═══ Data

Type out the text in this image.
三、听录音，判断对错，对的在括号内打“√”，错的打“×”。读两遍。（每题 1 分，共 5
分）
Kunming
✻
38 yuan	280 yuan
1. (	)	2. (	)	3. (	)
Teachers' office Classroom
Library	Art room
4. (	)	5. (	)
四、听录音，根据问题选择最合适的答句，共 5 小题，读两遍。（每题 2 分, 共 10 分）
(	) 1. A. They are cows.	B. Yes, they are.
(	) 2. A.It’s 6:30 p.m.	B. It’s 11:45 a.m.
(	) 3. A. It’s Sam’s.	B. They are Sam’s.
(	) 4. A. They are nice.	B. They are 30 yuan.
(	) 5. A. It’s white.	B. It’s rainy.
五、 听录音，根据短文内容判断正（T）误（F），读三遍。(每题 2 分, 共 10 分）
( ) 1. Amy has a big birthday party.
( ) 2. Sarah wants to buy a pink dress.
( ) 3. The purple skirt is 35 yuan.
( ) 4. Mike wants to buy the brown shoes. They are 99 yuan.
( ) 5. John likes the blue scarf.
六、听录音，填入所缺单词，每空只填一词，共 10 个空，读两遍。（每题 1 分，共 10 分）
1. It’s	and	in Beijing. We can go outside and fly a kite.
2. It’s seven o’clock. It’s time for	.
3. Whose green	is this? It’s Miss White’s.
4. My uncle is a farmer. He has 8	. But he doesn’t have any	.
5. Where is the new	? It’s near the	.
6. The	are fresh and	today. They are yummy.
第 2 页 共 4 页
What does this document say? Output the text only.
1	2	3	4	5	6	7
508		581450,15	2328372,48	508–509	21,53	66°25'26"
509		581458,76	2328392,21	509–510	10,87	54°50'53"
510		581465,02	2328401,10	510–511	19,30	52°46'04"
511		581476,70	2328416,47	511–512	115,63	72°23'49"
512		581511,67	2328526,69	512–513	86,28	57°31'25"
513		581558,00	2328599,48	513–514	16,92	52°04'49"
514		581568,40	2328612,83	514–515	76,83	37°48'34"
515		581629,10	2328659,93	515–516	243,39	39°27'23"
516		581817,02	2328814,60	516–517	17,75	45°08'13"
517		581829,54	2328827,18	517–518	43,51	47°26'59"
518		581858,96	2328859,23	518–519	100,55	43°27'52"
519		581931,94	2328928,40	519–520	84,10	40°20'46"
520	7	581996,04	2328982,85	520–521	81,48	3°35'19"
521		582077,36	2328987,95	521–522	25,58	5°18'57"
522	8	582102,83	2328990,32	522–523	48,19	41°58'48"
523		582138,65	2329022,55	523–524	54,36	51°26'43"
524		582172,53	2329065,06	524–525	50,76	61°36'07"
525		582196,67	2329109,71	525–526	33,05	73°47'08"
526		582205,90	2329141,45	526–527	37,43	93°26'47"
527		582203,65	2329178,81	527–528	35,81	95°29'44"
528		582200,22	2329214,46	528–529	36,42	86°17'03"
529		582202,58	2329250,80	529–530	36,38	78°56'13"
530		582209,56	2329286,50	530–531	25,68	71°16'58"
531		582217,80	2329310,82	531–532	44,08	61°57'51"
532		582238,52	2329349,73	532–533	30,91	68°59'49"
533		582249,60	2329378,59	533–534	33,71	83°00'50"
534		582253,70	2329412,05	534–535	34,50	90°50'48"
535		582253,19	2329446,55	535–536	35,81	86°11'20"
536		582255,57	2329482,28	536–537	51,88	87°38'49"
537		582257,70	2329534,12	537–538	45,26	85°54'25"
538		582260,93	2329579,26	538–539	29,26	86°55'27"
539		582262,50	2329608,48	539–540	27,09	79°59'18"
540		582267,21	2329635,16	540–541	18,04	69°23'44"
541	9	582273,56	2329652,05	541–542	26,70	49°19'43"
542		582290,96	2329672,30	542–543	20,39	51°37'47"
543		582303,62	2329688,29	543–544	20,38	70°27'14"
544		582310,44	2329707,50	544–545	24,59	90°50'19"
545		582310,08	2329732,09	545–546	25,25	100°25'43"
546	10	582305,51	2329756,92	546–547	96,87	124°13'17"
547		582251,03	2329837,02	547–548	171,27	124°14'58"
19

══════

Given instruction ->
Pick each line holding the word "wants" out of the data and copy it.

Result below ->
( ) 2. Sarah wants to buy a pink dress.
( ) 4. Mike wants to buy the brown shoes. They are 99 yuan.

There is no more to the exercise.